## EXERCISE REQUIREMENTS
In the data below, find each line containing the string "range" and return it.

## EXTRACTED MATERIAL
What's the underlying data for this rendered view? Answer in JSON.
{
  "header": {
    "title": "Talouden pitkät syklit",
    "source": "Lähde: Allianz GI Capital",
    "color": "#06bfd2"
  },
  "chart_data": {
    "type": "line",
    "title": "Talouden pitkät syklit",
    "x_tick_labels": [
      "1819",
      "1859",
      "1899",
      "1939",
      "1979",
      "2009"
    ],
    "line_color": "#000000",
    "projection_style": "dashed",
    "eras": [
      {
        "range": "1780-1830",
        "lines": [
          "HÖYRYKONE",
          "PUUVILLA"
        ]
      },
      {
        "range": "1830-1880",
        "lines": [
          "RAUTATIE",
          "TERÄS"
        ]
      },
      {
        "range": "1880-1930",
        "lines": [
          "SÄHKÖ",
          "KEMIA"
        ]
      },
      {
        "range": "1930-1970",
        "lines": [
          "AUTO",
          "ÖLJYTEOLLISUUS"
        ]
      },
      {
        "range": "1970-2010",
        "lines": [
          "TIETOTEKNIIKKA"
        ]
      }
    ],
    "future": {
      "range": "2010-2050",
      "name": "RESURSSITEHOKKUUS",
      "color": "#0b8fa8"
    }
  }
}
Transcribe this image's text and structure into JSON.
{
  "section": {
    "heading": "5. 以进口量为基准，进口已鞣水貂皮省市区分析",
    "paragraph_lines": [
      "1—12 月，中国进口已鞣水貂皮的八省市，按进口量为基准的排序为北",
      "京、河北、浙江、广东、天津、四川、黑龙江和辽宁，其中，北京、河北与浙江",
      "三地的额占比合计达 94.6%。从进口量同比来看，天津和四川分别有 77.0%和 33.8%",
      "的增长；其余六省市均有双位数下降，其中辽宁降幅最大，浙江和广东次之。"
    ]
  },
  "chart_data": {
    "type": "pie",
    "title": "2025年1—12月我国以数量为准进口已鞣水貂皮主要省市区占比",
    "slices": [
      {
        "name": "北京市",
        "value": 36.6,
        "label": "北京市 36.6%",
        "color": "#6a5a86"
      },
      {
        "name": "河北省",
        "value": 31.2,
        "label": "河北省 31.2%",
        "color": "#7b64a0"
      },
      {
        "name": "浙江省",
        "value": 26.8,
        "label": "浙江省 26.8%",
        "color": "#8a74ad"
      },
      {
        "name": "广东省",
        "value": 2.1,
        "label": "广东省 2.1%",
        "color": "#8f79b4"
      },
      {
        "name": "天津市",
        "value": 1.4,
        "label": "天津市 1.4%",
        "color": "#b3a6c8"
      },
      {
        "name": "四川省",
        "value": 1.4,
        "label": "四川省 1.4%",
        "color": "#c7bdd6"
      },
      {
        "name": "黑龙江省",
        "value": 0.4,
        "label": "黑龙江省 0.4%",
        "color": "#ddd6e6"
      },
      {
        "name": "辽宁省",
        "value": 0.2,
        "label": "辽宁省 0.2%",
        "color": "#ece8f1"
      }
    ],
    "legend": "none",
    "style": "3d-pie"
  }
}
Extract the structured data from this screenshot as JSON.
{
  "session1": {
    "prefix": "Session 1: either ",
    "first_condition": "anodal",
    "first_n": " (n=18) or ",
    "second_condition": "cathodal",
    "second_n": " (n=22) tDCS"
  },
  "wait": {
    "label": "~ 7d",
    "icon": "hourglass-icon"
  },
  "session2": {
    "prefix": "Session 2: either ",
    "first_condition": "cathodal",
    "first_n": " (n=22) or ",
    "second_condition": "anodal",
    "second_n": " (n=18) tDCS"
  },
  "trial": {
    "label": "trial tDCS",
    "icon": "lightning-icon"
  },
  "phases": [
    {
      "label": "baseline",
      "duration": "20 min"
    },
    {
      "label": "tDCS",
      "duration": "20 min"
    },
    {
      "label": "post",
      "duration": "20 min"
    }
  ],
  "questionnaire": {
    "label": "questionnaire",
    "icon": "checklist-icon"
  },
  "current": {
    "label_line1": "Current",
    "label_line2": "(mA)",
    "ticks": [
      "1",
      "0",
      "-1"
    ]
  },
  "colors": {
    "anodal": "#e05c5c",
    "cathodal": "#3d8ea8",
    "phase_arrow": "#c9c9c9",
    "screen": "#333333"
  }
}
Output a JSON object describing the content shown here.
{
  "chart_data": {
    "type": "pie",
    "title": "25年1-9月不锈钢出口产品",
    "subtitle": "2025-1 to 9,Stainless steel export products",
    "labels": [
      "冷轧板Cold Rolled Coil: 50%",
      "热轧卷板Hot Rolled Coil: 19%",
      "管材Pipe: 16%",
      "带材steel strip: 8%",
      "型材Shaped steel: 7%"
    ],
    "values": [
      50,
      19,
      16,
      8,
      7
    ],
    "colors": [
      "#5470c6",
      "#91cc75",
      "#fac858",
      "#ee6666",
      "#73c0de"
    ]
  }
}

## EXERCISE RESULT
        "range": "1780-1830",
        "range": "1830-1880",
        "range": "1880-1930",
        "range": "1930-1970",
        "range": "1970-2010",
      "range": "2010-2050",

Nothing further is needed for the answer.